» **What you will do**: Write out the material exactly, without any of its pictures.

» **Entries shown**:
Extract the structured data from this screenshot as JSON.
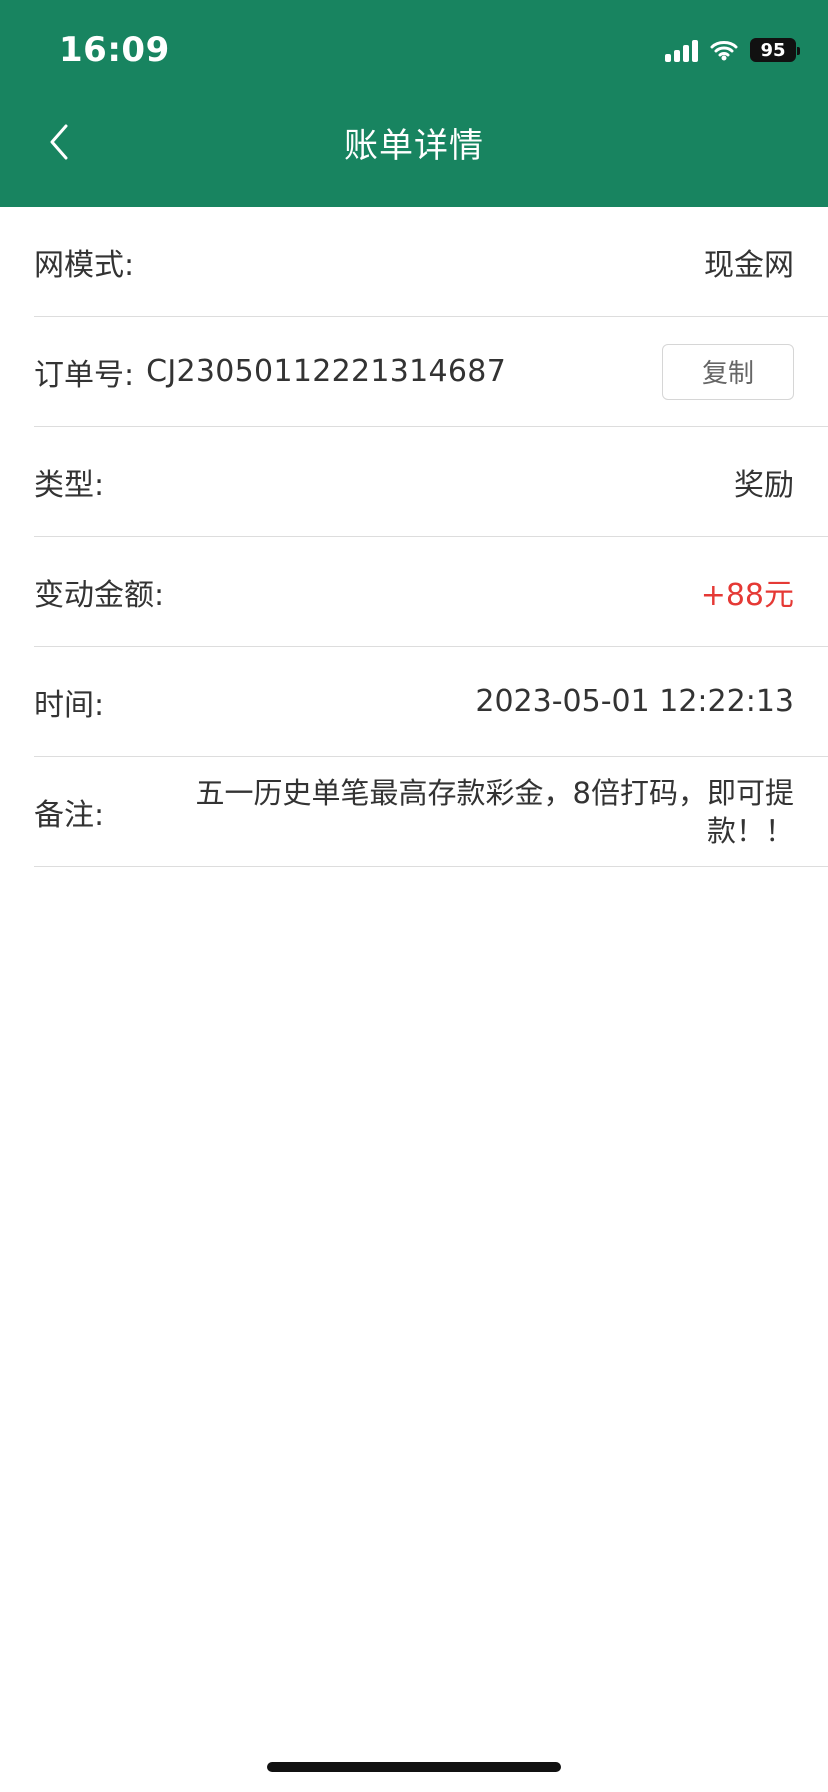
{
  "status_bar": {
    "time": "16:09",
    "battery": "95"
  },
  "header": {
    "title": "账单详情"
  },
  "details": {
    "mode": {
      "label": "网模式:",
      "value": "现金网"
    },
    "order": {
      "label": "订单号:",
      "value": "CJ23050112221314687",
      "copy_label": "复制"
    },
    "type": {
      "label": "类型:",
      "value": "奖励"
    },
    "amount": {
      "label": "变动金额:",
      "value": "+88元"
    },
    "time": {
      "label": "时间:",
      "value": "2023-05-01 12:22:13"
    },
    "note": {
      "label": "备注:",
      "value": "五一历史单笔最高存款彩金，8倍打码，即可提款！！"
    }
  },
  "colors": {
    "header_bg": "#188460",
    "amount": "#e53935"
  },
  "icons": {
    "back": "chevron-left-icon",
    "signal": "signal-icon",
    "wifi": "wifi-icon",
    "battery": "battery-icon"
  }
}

» **Solution**:
Extract the structured data from this screenshot as JSON.
{
  "status_bar": {
    "time": "16:09",
    "battery": "95"
  },
  "header": {
    "title": "账单详情"
  },
  "details": {
    "mode": {
      "label": "网模式:",
      "value": "现金网"
    },
    "order": {
      "label": "订单号:",
      "value": "CJ23050112221314687",
      "copy_label": "复制"
    },
    "type": {
      "label": "类型:",
      "value": "奖励"
    },
    "amount": {
      "label": "变动金额:",
      "value": "+88元"
    },
    "time": {
      "label": "时间:",
      "value": "2023-05-01 12:22:13"
    },
    "note": {
      "label": "备注:",
      "value": "五一历史单笔最高存款彩金，8倍打码，即可提款！！"
    }
  },
  "colors": {
    "header_bg": "#188460",
    "amount": "#e53935"
  },
  "icons": {
    "back": "chevron-left-icon",
    "signal": "signal-icon",
    "wifi": "wifi-icon",
    "battery": "battery-icon"
  }
}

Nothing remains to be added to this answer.